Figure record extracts
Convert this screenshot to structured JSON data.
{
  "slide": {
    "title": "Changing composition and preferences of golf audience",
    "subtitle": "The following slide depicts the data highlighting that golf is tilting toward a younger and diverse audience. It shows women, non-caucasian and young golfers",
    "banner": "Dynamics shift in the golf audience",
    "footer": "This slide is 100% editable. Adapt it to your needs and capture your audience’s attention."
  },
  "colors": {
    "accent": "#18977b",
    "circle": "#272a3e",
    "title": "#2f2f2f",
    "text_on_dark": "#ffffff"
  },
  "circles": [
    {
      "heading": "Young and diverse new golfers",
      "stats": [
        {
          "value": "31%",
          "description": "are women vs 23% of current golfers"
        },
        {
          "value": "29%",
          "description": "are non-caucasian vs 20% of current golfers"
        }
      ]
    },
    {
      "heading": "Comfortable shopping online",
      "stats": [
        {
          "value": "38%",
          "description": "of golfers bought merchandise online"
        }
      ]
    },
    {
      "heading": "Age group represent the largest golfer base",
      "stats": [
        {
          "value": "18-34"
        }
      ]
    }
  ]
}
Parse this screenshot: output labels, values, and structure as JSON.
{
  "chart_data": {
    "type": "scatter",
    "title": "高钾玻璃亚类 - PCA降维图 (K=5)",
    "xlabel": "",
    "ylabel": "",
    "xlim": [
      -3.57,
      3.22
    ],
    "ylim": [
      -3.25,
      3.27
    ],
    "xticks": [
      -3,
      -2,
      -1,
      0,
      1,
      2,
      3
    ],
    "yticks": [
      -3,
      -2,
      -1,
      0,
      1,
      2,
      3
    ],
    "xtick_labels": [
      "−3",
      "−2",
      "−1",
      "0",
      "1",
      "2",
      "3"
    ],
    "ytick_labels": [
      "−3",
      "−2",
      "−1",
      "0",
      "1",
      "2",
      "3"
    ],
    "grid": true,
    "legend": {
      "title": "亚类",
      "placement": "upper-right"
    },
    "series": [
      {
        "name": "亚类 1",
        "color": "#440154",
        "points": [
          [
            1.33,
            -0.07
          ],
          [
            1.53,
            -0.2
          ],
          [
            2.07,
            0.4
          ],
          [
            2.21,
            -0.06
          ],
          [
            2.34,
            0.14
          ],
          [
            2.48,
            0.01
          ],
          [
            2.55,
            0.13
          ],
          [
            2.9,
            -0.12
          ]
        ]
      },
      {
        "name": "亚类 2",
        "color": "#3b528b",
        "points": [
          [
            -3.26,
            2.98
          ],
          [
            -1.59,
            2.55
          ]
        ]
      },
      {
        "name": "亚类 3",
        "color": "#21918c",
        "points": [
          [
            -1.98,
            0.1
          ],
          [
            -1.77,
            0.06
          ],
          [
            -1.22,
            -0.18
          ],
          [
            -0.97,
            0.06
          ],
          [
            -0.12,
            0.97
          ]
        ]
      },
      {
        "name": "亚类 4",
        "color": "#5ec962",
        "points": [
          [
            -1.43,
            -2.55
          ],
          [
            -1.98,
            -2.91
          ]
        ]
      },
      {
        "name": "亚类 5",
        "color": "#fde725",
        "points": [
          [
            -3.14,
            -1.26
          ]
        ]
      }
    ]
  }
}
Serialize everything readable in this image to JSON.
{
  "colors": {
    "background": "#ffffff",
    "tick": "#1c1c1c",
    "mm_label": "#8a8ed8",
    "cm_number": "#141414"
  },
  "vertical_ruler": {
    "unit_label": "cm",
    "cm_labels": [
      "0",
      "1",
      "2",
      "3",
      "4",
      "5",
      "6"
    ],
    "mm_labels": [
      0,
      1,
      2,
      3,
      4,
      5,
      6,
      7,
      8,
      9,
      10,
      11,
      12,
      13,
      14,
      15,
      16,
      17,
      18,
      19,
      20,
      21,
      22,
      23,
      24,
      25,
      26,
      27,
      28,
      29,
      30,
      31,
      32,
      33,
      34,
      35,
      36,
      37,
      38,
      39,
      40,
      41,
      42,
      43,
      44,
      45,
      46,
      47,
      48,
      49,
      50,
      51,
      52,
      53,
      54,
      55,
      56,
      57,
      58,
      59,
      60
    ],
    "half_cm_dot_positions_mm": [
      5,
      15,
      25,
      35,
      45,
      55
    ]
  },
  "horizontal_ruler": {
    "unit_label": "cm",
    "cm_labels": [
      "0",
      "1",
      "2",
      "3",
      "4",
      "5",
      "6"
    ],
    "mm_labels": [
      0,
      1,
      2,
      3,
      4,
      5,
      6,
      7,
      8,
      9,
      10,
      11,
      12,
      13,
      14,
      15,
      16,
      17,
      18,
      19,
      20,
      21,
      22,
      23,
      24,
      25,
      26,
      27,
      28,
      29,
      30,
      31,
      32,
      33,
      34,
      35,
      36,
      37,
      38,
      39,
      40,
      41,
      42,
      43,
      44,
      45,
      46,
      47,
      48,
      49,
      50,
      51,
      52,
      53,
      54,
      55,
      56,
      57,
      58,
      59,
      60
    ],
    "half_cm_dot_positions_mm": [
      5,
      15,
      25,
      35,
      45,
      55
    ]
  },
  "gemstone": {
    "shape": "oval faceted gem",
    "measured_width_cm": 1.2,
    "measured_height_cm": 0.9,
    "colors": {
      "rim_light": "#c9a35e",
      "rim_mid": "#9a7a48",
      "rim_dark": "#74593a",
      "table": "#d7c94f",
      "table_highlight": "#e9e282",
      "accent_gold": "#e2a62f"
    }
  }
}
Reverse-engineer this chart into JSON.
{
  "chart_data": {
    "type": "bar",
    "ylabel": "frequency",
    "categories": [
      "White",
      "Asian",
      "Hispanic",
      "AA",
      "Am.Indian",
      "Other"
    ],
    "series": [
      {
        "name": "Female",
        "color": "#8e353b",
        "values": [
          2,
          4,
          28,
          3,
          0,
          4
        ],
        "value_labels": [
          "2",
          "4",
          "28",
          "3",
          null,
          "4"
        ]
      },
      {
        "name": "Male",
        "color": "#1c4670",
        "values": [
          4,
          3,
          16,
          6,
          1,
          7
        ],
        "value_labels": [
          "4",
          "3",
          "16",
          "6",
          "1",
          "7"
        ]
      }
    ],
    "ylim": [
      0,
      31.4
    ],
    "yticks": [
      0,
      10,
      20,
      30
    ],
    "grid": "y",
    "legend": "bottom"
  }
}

Task statement
Each line of the material should be echoed exactly.

Response
Convert this screenshot to structured JSON data.
{
  "slide": {
    "title": "Changing composition and preferences of golf audience",
    "subtitle": "The following slide depicts the data highlighting that golf is tilting toward a younger and diverse audience. It shows women, non-caucasian and young golfers",
    "banner": "Dynamics shift in the golf audience",
    "footer": "This slide is 100% editable. Adapt it to your needs and capture your audience’s attention."
  },
  "colors": {
    "accent": "#18977b",
    "circle": "#272a3e",
    "title": "#2f2f2f",
    "text_on_dark": "#ffffff"
  },
  "circles": [
    {
      "heading": "Young and diverse new golfers",
      "stats": [
        {
          "value": "31%",
          "description": "are women vs 23% of current golfers"
        },
        {
          "value": "29%",
          "description": "are non-caucasian vs 20% of current golfers"
        }
      ]
    },
    {
      "heading": "Comfortable shopping online",
      "stats": [
        {
          "value": "38%",
          "description": "of golfers bought merchandise online"
        }
      ]
    },
    {
      "heading": "Age group represent the largest golfer base",
      "stats": [
        {
          "value": "18-34"
        }
      ]
    }
  ]
}
Parse this screenshot: output labels, values, and structure as JSON.
{
  "chart_data": {
    "type": "scatter",
    "title": "高钾玻璃亚类 - PCA降维图 (K=5)",
    "xlabel": "",
    "ylabel": "",
    "xlim": [
      -3.57,
      3.22
    ],
    "ylim": [
      -3.25,
      3.27
    ],
    "xticks": [
      -3,
      -2,
      -1,
      0,
      1,
      2,
      3
    ],
    "yticks": [
      -3,
      -2,
      -1,
      0,
      1,
      2,
      3
    ],
    "xtick_labels": [
      "−3",
      "−2",
      "−1",
      "0",
      "1",
      "2",
      "3"
    ],
    "ytick_labels": [
      "−3",
      "−2",
      "−1",
      "0",
      "1",
      "2",
      "3"
    ],
    "grid": true,
    "legend": {
      "title": "亚类",
      "placement": "upper-right"
    },
    "series": [
      {
        "name": "亚类 1",
        "color": "#440154",
        "points": [
          [
            1.33,
            -0.07
          ],
          [
            1.53,
            -0.2
          ],
          [
            2.07,
            0.4
          ],
          [
            2.21,
            -0.06
          ],
          [
            2.34,
            0.14
          ],
          [
            2.48,
            0.01
          ],
          [
            2.55,
            0.13
          ],
          [
            2.9,
            -0.12
          ]
        ]
      },
      {
        "name": "亚类 2",
        "color": "#3b528b",
        "points": [
          [
            -3.26,
            2.98
          ],
          [
            -1.59,
            2.55
          ]
        ]
      },
      {
        "name": "亚类 3",
        "color": "#21918c",
        "points": [
          [
            -1.98,
            0.1
          ],
          [
            -1.77,
            0.06
          ],
          [
            -1.22,
            -0.18
          ],
          [
            -0.97,
            0.06
          ],
          [
            -0.12,
            0.97
          ]
        ]
      },
      {
        "name": "亚类 4",
        "color": "#5ec962",
        "points": [
          [
            -1.43,
            -2.55
          ],
          [
            -1.98,
            -2.91
          ]
        ]
      },
      {
        "name": "亚类 5",
        "color": "#fde725",
        "points": [
          [
            -3.14,
            -1.26
          ]
        ]
      }
    ]
  }
}
Serialize everything readable in this image to JSON.
{
  "colors": {
    "background": "#ffffff",
    "tick": "#1c1c1c",
    "mm_label": "#8a8ed8",
    "cm_number": "#141414"
  },
  "vertical_ruler": {
    "unit_label": "cm",
    "cm_labels": [
      "0",
      "1",
      "2",
      "3",
      "4",
      "5",
      "6"
    ],
    "mm_labels": [
      0,
      1,
      2,
      3,
      4,
      5,
      6,
      7,
      8,
      9,
      10,
      11,
      12,
      13,
      14,
      15,
      16,
      17,
      18,
      19,
      20,
      21,
      22,
      23,
      24,
      25,
      26,
      27,
      28,
      29,
      30,
      31,
      32,
      33,
      34,
      35,
      36,
      37,
      38,
      39,
      40,
      41,
      42,
      43,
      44,
      45,
      46,
      47,
      48,
      49,
      50,
      51,
      52,
      53,
      54,
      55,
      56,
      57,
      58,
      59,
      60
    ],
    "half_cm_dot_positions_mm": [
      5,
      15,
      25,
      35,
      45,
      55
    ]
  },
  "horizontal_ruler": {
    "unit_label": "cm",
    "cm_labels": [
      "0",
      "1",
      "2",
      "3",
      "4",
      "5",
      "6"
    ],
    "mm_labels": [
      0,
      1,
      2,
      3,
      4,
      5,
      6,
      7,
      8,
      9,
      10,
      11,
      12,
      13,
      14,
      15,
      16,
      17,
      18,
      19,
      20,
      21,
      22,
      23,
      24,
      25,
      26,
      27,
      28,
      29,
      30,
      31,
      32,
      33,
      34,
      35,
      36,
      37,
      38,
      39,
      40,
      41,
      42,
      43,
      44,
      45,
      46,
      47,
      48,
      49,
      50,
      51,
      52,
      53,
      54,
      55,
      56,
      57,
      58,
      59,
      60
    ],
    "half_cm_dot_positions_mm": [
      5,
      15,
      25,
      35,
      45,
      55
    ]
  },
  "gemstone": {
    "shape": "oval faceted gem",
    "measured_width_cm": 1.2,
    "measured_height_cm": 0.9,
    "colors": {
      "rim_light": "#c9a35e",
      "rim_mid": "#9a7a48",
      "rim_dark": "#74593a",
      "table": "#d7c94f",
      "table_highlight": "#e9e282",
      "accent_gold": "#e2a62f"
    }
  }
}
Reverse-engineer this chart into JSON.
{
  "chart_data": {
    "type": "bar",
    "ylabel": "frequency",
    "categories": [
      "White",
      "Asian",
      "Hispanic",
      "AA",
      "Am.Indian",
      "Other"
    ],
    "series": [
      {
        "name": "Female",
        "color": "#8e353b",
        "values": [
          2,
          4,
          28,
          3,
          0,
          4
        ],
        "value_labels": [
          "2",
          "4",
          "28",
          "3",
          null,
          "4"
        ]
      },
      {
        "name": "Male",
        "color": "#1c4670",
        "values": [
          4,
          3,
          16,
          6,
          1,
          7
        ],
        "value_labels": [
          "4",
          "3",
          "16",
          "6",
          "1",
          "7"
        ]
      }
    ],
    "ylim": [
      0,
      31.4
    ],
    "yticks": [
      0,
      10,
      20,
      30
    ],
    "grid": "y",
    "legend": "bottom"
  }
}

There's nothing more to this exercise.